• WHAT TO PRODUCE: Your task is to output all the records below, word for word.

• INPUT ROWS:
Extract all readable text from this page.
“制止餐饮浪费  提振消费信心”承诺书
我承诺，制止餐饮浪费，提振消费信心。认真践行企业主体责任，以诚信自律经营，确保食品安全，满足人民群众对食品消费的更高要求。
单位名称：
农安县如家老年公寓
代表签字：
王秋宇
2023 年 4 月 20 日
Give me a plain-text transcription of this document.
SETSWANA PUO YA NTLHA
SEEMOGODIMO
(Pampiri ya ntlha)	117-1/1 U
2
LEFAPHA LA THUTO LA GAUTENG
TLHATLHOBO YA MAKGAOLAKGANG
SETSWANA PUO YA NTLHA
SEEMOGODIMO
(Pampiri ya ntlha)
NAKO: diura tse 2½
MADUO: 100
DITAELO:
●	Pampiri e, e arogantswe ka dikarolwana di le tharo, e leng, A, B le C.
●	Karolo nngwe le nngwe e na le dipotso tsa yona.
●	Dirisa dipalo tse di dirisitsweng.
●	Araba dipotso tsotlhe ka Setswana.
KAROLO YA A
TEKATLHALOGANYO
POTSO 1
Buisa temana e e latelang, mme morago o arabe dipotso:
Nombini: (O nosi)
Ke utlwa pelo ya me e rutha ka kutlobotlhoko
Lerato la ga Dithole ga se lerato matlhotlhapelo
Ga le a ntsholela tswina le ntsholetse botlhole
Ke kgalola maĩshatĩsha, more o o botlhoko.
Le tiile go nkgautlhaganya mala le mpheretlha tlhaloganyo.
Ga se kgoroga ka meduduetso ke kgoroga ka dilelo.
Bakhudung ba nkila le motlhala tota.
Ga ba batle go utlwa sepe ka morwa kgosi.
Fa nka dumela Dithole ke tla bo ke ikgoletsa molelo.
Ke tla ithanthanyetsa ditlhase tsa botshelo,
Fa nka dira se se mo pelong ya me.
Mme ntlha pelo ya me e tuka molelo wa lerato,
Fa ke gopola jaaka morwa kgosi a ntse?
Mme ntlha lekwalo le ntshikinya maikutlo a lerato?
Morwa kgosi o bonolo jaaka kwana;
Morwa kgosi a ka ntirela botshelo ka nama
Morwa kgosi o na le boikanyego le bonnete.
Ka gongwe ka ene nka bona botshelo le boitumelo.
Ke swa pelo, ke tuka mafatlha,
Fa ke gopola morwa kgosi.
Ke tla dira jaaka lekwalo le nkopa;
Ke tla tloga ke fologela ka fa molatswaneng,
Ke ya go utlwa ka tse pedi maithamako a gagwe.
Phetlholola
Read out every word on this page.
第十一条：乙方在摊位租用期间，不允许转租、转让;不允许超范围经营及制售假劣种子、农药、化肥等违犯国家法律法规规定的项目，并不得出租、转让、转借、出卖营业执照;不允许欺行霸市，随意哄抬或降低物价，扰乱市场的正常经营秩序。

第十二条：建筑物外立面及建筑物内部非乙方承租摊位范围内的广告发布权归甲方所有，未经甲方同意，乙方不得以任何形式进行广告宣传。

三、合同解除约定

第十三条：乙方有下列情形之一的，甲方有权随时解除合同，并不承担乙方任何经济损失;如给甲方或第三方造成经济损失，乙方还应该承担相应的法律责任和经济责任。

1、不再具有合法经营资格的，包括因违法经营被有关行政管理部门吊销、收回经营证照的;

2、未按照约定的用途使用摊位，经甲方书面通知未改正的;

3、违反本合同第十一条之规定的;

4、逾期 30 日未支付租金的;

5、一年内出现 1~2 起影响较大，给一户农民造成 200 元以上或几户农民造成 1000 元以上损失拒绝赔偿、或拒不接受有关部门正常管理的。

• EXERCISE SOLUTION:
Extract all readable text from this page.
“制止餐饮浪费  提振消费信心”承诺书
我承诺，制止餐饮浪费，提振消费信心。认真践行企业主体责任，以诚信自律经营，确保食品安全，满足人民群众对食品消费的更高要求。
单位名称：
农安县如家老年公寓
代表签字：
王秋宇
2023 年 4 月 20 日
Give me a plain-text transcription of this document.
SETSWANA PUO YA NTLHA
SEEMOGODIMO
(Pampiri ya ntlha)	117-1/1 U
2
LEFAPHA LA THUTO LA GAUTENG
TLHATLHOBO YA MAKGAOLAKGANG
SETSWANA PUO YA NTLHA
SEEMOGODIMO
(Pampiri ya ntlha)
NAKO: diura tse 2½
MADUO: 100
DITAELO:
●	Pampiri e, e arogantswe ka dikarolwana di le tharo, e leng, A, B le C.
●	Karolo nngwe le nngwe e na le dipotso tsa yona.
●	Dirisa dipalo tse di dirisitsweng.
●	Araba dipotso tsotlhe ka Setswana.
KAROLO YA A
TEKATLHALOGANYO
POTSO 1
Buisa temana e e latelang, mme morago o arabe dipotso:
Nombini: (O nosi)
Ke utlwa pelo ya me e rutha ka kutlobotlhoko
Lerato la ga Dithole ga se lerato matlhotlhapelo
Ga le a ntsholela tswina le ntsholetse botlhole
Ke kgalola maĩshatĩsha, more o o botlhoko.
Le tiile go nkgautlhaganya mala le mpheretlha tlhaloganyo.
Ga se kgoroga ka meduduetso ke kgoroga ka dilelo.
Bakhudung ba nkila le motlhala tota.
Ga ba batle go utlwa sepe ka morwa kgosi.
Fa nka dumela Dithole ke tla bo ke ikgoletsa molelo.
Ke tla ithanthanyetsa ditlhase tsa botshelo,
Fa nka dira se se mo pelong ya me.
Mme ntlha pelo ya me e tuka molelo wa lerato,
Fa ke gopola jaaka morwa kgosi a ntse?
Mme ntlha lekwalo le ntshikinya maikutlo a lerato?
Morwa kgosi o bonolo jaaka kwana;
Morwa kgosi a ka ntirela botshelo ka nama
Morwa kgosi o na le boikanyego le bonnete.
Ka gongwe ka ene nka bona botshelo le boitumelo.
Ke swa pelo, ke tuka mafatlha,
Fa ke gopola morwa kgosi.
Ke tla dira jaaka lekwalo le nkopa;
Ke tla tloga ke fologela ka fa molatswaneng,
Ke ya go utlwa ka tse pedi maithamako a gagwe.
Phetlholola
Read out every word on this page.
第十一条：乙方在摊位租用期间，不允许转租、转让;不允许超范围经营及制售假劣种子、农药、化肥等违犯国家法律法规规定的项目，并不得出租、转让、转借、出卖营业执照;不允许欺行霸市，随意哄抬或降低物价，扰乱市场的正常经营秩序。

第十二条：建筑物外立面及建筑物内部非乙方承租摊位范围内的广告发布权归甲方所有，未经甲方同意，乙方不得以任何形式进行广告宣传。

三、合同解除约定

第十三条：乙方有下列情形之一的，甲方有权随时解除合同，并不承担乙方任何经济损失;如给甲方或第三方造成经济损失，乙方还应该承担相应的法律责任和经济责任。

1、不再具有合法经营资格的，包括因违法经营被有关行政管理部门吊销、收回经营证照的;

2、未按照约定的用途使用摊位，经甲方书面通知未改正的;

3、违反本合同第十一条之规定的;

4、逾期 30 日未支付租金的;

5、一年内出现 1~2 起影响较大，给一户农民造成 200 元以上或几户农民造成 1000 元以上损失拒绝赔偿、或拒不接受有关部门正常管理的。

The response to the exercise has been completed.